=== LISTED ENTRIES ===
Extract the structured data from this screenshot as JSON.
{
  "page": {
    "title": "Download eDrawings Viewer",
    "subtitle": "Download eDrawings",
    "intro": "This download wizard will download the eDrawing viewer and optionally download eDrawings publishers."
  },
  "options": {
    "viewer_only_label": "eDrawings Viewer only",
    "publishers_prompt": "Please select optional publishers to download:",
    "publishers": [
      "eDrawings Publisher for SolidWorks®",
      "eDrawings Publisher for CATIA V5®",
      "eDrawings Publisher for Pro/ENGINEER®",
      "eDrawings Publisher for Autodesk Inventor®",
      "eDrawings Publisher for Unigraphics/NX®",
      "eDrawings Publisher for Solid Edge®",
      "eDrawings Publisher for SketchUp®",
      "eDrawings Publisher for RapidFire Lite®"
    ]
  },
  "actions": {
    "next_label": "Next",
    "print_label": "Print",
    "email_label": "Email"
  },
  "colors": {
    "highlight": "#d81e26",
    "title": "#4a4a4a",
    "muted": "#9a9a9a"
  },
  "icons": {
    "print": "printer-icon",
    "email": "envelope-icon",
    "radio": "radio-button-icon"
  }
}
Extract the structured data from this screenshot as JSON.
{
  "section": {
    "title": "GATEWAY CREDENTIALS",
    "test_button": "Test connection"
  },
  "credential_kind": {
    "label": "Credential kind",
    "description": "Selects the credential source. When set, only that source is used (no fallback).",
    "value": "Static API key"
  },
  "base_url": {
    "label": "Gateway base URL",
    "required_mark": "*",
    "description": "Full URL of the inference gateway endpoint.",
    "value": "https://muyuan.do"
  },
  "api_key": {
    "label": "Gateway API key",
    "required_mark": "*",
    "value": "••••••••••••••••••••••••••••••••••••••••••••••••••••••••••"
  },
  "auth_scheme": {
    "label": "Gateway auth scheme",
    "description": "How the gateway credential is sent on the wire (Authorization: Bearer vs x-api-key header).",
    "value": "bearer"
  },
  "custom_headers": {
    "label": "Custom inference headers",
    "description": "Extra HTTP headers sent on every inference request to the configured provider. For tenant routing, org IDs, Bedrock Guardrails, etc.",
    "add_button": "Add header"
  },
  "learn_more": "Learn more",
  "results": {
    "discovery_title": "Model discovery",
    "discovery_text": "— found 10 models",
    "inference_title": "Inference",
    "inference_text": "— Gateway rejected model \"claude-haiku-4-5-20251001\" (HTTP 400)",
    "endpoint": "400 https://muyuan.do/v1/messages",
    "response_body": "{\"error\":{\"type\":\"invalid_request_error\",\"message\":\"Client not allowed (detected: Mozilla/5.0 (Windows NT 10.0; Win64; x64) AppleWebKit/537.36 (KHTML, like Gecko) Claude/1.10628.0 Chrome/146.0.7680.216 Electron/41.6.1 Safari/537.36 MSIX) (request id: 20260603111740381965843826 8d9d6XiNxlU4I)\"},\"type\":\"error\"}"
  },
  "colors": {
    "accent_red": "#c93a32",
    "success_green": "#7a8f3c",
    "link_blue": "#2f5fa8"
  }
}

=== PROBLEM STATEMENT ===
All of the material must be reproduced exactly.

=== COMPLETED EXERCISE ===
Extract the structured data from this screenshot as JSON.
{
  "page": {
    "title": "Download eDrawings Viewer",
    "subtitle": "Download eDrawings",
    "intro": "This download wizard will download the eDrawing viewer and optionally download eDrawings publishers."
  },
  "options": {
    "viewer_only_label": "eDrawings Viewer only",
    "publishers_prompt": "Please select optional publishers to download:",
    "publishers": [
      "eDrawings Publisher for SolidWorks®",
      "eDrawings Publisher for CATIA V5®",
      "eDrawings Publisher for Pro/ENGINEER®",
      "eDrawings Publisher for Autodesk Inventor®",
      "eDrawings Publisher for Unigraphics/NX®",
      "eDrawings Publisher for Solid Edge®",
      "eDrawings Publisher for SketchUp®",
      "eDrawings Publisher for RapidFire Lite®"
    ]
  },
  "actions": {
    "next_label": "Next",
    "print_label": "Print",
    "email_label": "Email"
  },
  "colors": {
    "highlight": "#d81e26",
    "title": "#4a4a4a",
    "muted": "#9a9a9a"
  },
  "icons": {
    "print": "printer-icon",
    "email": "envelope-icon",
    "radio": "radio-button-icon"
  }
}
Extract the structured data from this screenshot as JSON.
{
  "section": {
    "title": "GATEWAY CREDENTIALS",
    "test_button": "Test connection"
  },
  "credential_kind": {
    "label": "Credential kind",
    "description": "Selects the credential source. When set, only that source is used (no fallback).",
    "value": "Static API key"
  },
  "base_url": {
    "label": "Gateway base URL",
    "required_mark": "*",
    "description": "Full URL of the inference gateway endpoint.",
    "value": "https://muyuan.do"
  },
  "api_key": {
    "label": "Gateway API key",
    "required_mark": "*",
    "value": "••••••••••••••••••••••••••••••••••••••••••••••••••••••••••"
  },
  "auth_scheme": {
    "label": "Gateway auth scheme",
    "description": "How the gateway credential is sent on the wire (Authorization: Bearer vs x-api-key header).",
    "value": "bearer"
  },
  "custom_headers": {
    "label": "Custom inference headers",
    "description": "Extra HTTP headers sent on every inference request to the configured provider. For tenant routing, org IDs, Bedrock Guardrails, etc.",
    "add_button": "Add header"
  },
  "learn_more": "Learn more",
  "results": {
    "discovery_title": "Model discovery",
    "discovery_text": "— found 10 models",
    "inference_title": "Inference",
    "inference_text": "— Gateway rejected model \"claude-haiku-4-5-20251001\" (HTTP 400)",
    "endpoint": "400 https://muyuan.do/v1/messages",
    "response_body": "{\"error\":{\"type\":\"invalid_request_error\",\"message\":\"Client not allowed (detected: Mozilla/5.0 (Windows NT 10.0; Win64; x64) AppleWebKit/537.36 (KHTML, like Gecko) Claude/1.10628.0 Chrome/146.0.7680.216 Electron/41.6.1 Safari/537.36 MSIX) (request id: 20260603111740381965843826 8d9d6XiNxlU4I)\"},\"type\":\"error\"}"
  },
  "colors": {
    "accent_red": "#c93a32",
    "success_green": "#7a8f3c",
    "link_blue": "#2f5fa8"
  }
}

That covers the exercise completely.